**EXERCISE OBJECTIVE**
Where a line contains the word "text", copy that line.

(Collected data entries)

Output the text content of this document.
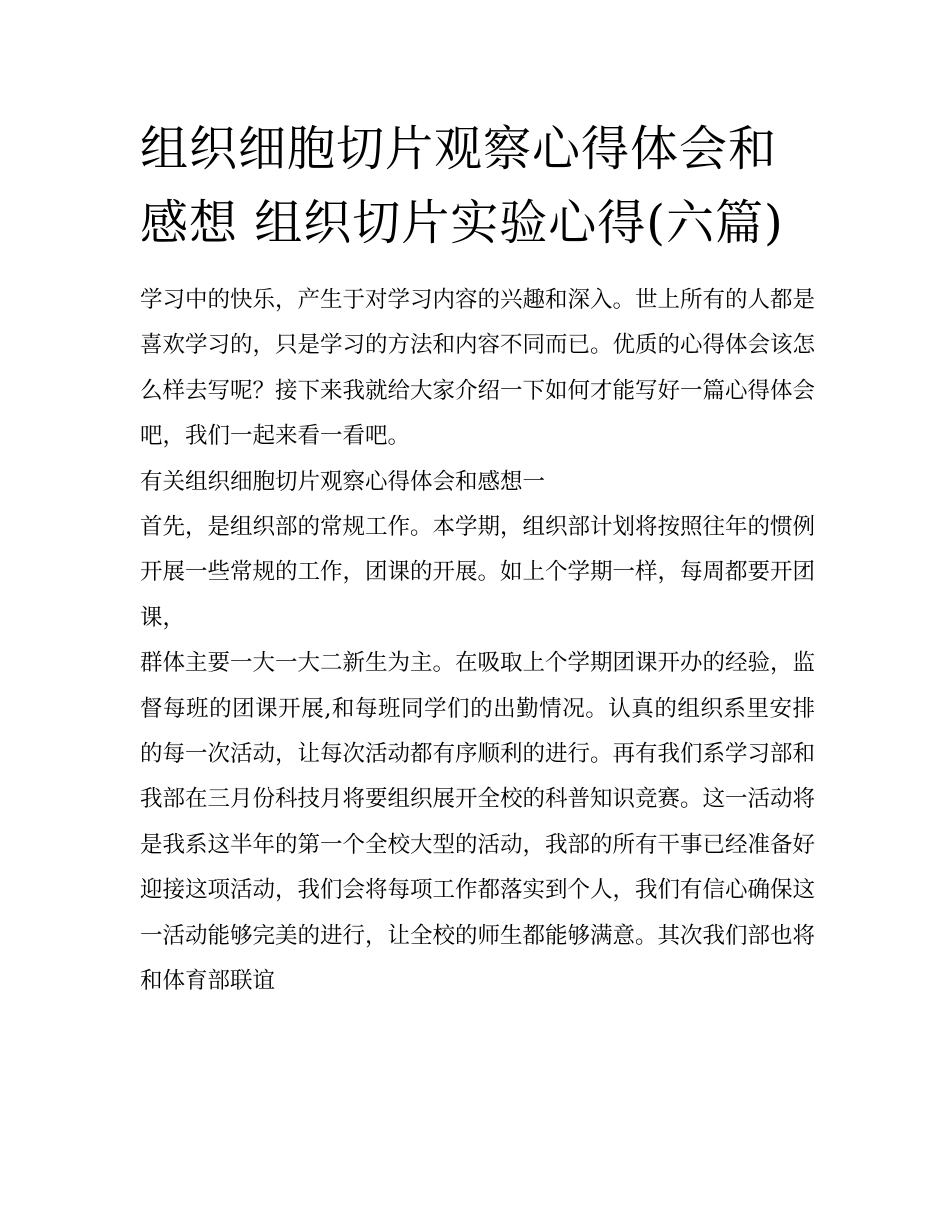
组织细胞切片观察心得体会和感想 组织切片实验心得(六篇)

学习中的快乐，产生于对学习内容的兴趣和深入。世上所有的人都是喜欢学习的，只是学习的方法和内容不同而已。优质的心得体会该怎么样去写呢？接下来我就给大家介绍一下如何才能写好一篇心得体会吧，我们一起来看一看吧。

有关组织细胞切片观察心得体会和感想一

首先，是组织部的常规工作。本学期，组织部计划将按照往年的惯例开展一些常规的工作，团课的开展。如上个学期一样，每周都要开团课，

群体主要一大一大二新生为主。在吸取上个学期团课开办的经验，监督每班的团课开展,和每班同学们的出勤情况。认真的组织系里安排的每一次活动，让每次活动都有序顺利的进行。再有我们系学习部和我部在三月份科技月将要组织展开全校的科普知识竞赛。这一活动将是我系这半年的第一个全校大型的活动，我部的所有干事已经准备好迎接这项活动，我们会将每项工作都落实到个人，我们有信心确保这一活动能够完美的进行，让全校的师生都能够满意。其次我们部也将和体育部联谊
...
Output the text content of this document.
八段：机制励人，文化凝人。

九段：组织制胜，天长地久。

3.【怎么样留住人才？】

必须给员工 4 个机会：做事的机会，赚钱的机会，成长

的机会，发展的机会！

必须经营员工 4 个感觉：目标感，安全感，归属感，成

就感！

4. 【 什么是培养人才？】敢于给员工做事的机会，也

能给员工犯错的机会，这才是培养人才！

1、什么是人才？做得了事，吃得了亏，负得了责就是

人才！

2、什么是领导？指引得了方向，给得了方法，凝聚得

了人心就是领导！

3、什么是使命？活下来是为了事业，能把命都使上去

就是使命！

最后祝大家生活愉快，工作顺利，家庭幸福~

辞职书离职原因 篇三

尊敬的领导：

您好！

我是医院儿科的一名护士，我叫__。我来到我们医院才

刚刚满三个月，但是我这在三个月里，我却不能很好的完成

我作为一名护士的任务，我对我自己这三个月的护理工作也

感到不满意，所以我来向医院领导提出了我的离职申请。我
--
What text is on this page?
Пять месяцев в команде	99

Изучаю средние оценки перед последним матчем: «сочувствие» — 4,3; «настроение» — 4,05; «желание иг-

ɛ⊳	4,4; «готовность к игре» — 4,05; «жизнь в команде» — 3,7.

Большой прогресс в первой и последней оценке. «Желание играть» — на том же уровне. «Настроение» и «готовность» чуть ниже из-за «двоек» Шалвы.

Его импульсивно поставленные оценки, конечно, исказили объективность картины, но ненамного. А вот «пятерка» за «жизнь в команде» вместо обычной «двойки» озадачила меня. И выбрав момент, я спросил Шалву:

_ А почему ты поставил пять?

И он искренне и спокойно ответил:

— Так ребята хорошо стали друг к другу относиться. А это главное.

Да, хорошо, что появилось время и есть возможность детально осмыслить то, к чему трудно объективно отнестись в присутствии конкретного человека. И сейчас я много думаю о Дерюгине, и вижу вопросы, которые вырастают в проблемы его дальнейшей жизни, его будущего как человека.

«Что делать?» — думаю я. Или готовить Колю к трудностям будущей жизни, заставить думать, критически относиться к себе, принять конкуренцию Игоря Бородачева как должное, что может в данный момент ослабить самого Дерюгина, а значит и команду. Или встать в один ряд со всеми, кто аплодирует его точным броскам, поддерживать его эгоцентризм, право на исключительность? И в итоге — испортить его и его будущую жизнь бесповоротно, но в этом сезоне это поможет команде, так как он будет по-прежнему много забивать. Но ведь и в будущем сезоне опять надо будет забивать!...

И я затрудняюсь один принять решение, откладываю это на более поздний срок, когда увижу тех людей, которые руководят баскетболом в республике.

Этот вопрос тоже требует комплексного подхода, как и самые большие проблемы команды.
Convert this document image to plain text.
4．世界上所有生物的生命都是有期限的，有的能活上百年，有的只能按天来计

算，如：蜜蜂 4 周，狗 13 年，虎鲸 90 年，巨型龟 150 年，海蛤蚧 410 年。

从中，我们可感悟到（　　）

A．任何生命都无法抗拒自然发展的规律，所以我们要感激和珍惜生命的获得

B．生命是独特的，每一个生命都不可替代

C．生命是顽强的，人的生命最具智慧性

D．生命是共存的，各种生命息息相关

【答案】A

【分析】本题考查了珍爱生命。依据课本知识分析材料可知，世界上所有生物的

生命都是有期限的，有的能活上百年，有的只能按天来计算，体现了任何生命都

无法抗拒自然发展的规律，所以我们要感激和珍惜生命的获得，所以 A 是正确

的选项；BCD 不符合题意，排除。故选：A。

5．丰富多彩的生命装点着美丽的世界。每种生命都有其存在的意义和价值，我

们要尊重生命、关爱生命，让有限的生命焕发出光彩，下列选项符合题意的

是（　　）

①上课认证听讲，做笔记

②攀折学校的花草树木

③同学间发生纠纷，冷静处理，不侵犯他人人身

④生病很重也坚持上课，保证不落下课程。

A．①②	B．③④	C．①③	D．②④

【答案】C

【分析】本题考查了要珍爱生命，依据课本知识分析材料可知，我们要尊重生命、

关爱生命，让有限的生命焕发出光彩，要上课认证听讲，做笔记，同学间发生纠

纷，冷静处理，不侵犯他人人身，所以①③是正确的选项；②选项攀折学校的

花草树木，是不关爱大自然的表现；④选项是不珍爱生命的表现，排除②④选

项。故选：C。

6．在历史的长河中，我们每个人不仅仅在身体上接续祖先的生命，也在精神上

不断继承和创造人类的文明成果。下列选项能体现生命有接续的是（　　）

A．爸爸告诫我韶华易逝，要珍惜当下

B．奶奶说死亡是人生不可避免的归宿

**OUTPUT FOR THIS EXERCISE**
Output the text content of this document.
Output the text content of this document.
What text is on this page?
Convert this document image to plain text.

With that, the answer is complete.